Annie-Mai: Yeah. It's becoming vocabulary, isn't it?
Jack: Yeah. Yeah. It's that thing like it's become part of our language, becoming part of the vocabulary because social media influences our vocabulary. The English language and languages around the world are influenced by our culture and vice versa. Like you or I would not know the word Tok or hashtag or anything like that. That was a pound sign or a hashtag sign on a phone to do like a reverse dial or whatever back in the day.
Annie-Mai: Back in the good old days.
Jack: Back in the good old days of like rotary phones and stuff. And I think this evolution of things like TikTok driving these trends, like I said, with the stuff that we cover on SISTRIX all the time, is why is octopus trending? What a weird thing. It's like, oh, it's those mood, like you flip them inside out and they change colors and stuff like, okay, what's that got to do anything? Like don't know, people are searching for it on TikTok, it's influencing things. It's influencing how we search, how we talk, how we communicate with each other. And especially with so many young people getting involved in TikTok, you mentioned the dance trends and stuff like that. So many gen Z and even younger are doing this kind of stuff for active on the platform. They'll just be part of normal vocabulary, like book Tok, whatever will just be like, oh yeah, that's a totally normal thing in the same way that I'm trying to think of an example for my childhood now. CD ROMS were a thing like, that influences the way we think about topics.
I know there were some studies a few years ago talking about how this is again, very off topic, but interesting nonetheless. How psychological studies of how we remember information now and humans are developing memories of how to search for a thing rather than the thing itself.
Annie-Mai: Oh, wow.
Jack: So you don't remember the source of the information, you remember the thing you searched for. So you wouldn't necessarily remember, I don't know, Jack Chambers-Ward is 31 years old. You would remember typing in Jack Chambers-Ward age, not that I'm on Google. Nobody gives a shit about my age, but it's a fascinating thing. Literally shifting how our brains work. And I think TikTok is the next evolution of that basically.
Annie-Mai: Oh absolutely.
Jack: Yeah. It's fascinating. We're very off topic. Let's get back on this. So to kind of get back to those quick answers and stuff and again, compare it to Google, we talk about EAT and trustworthiness all the time here on the show. It's a huge topic in SEO. Expertise, authoritativeness, and trustworthiness, are becoming bigger and bigger factors, especially when it comes to seriously important topics. So the phrase your money or life is a big thing in SEO as well. Whether it's talking about your health or finances or anything like that, something that have a massive ramification on your life, you need to prove to Google that you know what you're talking about and you're not just spewing rubbish to potential customers and just making stuff up. How much of that kind of is integrated into TikTok? From my experience, I see a lot of rubbish. So I specifically went out of my way, because Mark here at Candour, you probably already know if you're listening to this podcast, does the unsolicited SEO tips on LinkedIn. We've got 500 of them now on the blog. I'll link for that in the show notes. If you want to go and read them. It's a very, very, very long post, but full of great information. And I searched SEO tips.

GIVEN DATA
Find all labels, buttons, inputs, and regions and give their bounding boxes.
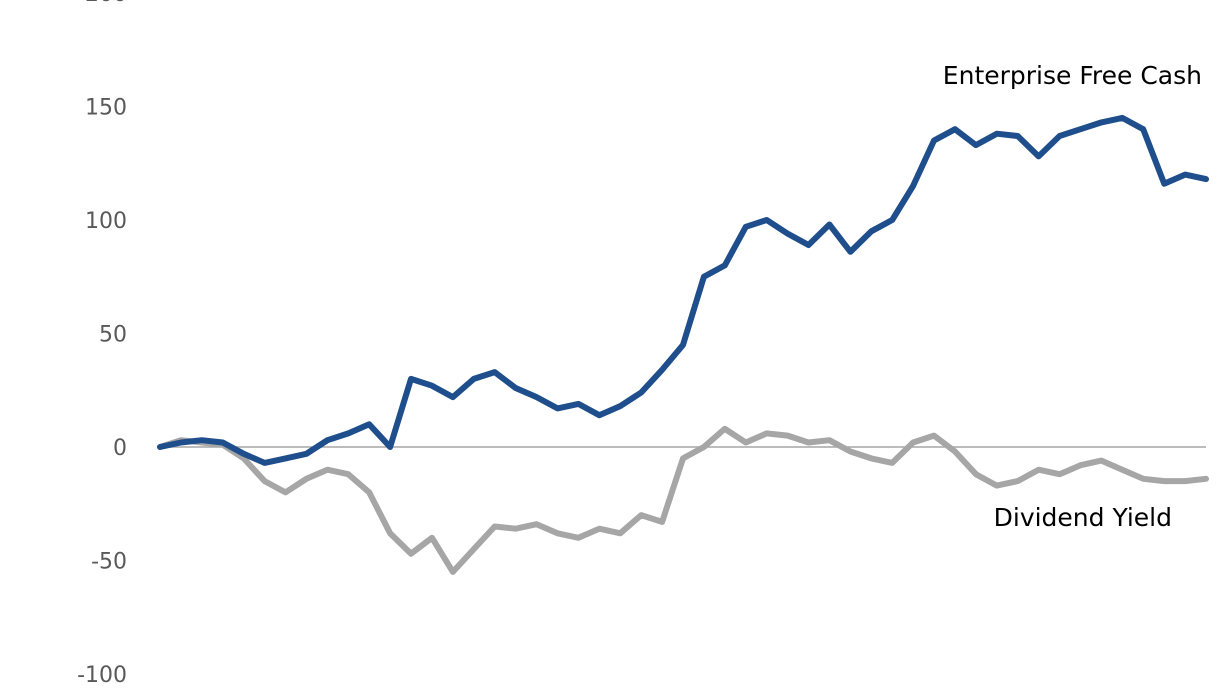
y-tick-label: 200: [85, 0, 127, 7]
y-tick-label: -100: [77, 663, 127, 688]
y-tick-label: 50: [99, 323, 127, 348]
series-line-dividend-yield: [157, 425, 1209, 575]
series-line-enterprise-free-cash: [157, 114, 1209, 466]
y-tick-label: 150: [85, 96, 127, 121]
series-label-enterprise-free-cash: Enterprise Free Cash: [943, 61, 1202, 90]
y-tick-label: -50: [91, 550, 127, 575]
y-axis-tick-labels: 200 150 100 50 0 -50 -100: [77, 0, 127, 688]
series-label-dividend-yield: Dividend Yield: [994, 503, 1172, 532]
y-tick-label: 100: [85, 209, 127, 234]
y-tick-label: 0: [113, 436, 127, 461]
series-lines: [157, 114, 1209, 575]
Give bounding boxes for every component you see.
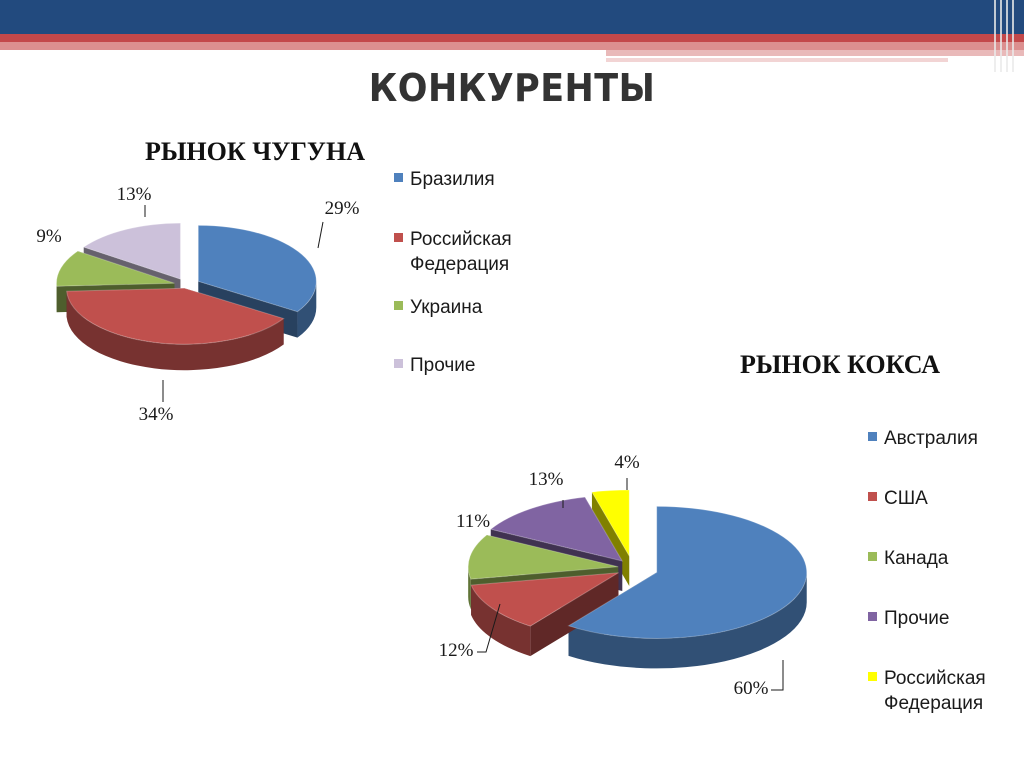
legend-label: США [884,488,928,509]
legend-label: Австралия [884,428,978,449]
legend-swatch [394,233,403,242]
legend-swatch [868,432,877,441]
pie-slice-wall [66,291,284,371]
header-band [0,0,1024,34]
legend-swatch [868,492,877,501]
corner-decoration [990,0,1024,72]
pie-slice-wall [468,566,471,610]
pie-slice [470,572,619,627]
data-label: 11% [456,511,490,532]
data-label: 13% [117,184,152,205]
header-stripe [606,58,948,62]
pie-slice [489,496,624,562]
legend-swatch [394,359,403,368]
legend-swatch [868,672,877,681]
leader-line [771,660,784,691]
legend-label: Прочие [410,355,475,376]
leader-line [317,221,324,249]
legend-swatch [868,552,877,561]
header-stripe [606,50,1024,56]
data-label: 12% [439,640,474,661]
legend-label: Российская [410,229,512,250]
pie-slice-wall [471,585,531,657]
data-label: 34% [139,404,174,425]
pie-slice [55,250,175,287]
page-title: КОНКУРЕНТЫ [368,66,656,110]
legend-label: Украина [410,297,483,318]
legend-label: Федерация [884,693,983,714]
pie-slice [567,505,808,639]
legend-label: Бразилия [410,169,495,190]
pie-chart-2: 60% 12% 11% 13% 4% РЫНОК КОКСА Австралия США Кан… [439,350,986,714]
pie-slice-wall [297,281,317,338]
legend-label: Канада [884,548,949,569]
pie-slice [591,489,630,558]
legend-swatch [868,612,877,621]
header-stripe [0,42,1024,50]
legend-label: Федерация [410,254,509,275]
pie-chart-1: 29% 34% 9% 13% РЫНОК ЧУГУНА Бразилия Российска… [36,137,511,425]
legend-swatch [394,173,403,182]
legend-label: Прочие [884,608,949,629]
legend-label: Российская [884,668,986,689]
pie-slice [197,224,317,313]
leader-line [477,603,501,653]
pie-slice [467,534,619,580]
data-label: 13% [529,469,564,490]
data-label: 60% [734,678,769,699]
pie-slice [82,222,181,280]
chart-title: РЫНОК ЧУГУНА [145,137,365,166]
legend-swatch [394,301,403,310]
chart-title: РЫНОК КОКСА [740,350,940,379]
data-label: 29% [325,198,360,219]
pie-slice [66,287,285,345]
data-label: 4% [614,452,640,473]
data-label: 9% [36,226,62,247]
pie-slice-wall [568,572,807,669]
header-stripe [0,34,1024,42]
...
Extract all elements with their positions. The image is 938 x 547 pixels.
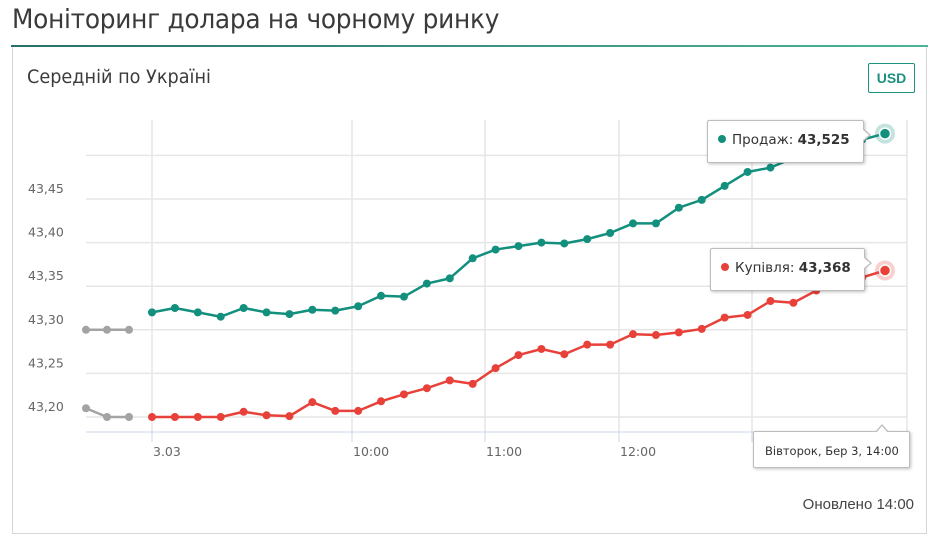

DIRECTIVE 1
In the podcast transcript, switch "TikTok" to "YouTube" throughout the stretch from "Annie-Mai: Oh, wow." through "of that basically.".
DIRECTIVE 2
Resume the podcast transcript from where it stops.
The items come from a separate source.

TASK RESPONSE 1
Annie-Mai: Oh, wow.
Jack: So you don't remember the source of the information, you remember the thing you searched for. So you wouldn't necessarily remember, I don't know, Jack Chambers-Ward is 31 years old. You would remember typing in Jack Chambers-Ward age, not that I'm on Google. Nobody gives a shit about my age, but it's a fascinating thing. Literally shifting how our brains work. And I think YouTube is the next evolution of that basically.

TASK RESPONSE 2
Annie-Mai: Oh yeah. Marking tips on any platform, but especially TikTok is the worst.
Jack: Full of idiots and liars and Chalitons, and out objectively wrong information that is provably wrong according to Google guidelines or whatever it is. It was mad. And I say I couldn't believe it. I did kind of believe it. So how much of that is kind of factored into TikTok? How much of it can you kind of trust in that initial kind of search phase?
Annie-Mai: If I'm being totally honest, I don't think you can trust anything. If I'm being cynical, I really don't think you can trust anything. It's the same as like infographics you see on social media that get spread when something happens and people share it to their stories without really kind of reading what it says. I think misinformation across social media is bad enough, but TikTok, I think especially because of the very young user base.
Jack: More easily influenced and stuff like that?
Annie-Mai: Exactly. It's easy to take things as gospel when you're young. You're not going to go to TikTok like I would, and then check the information on Google. You've got to take in the information you see on TikTok as fact. And like you said, for fun, if you want to laugh, go on TikTok and search SEO tips.
Jack: I ended up DMing him, downloading a bunch off of TikTok and just DMing him a bunch of these SEO tips. And I think he legit ended up trying to fire me. Because I was annoying him so much. I can't tell if it was just like a haha, please stop, or like a no seriously, you need to stop now. So yeah I put my job on the line for TikTok research.
Annie-Mai: For the research.
Jack: But yeah, I think that's really interesting ... We talked about the habits of people searching on Google and things like that. Me, as an SEO, I never click on an ad. We talked about that and I'm sure a bunch of people, key people are cringing at the thought of that already. All the money that their clients and sites are putting into those ads. I will never click them. Never have never will always scroll down.
Annie-Mai: Actively avoid it, I'm the same yeah.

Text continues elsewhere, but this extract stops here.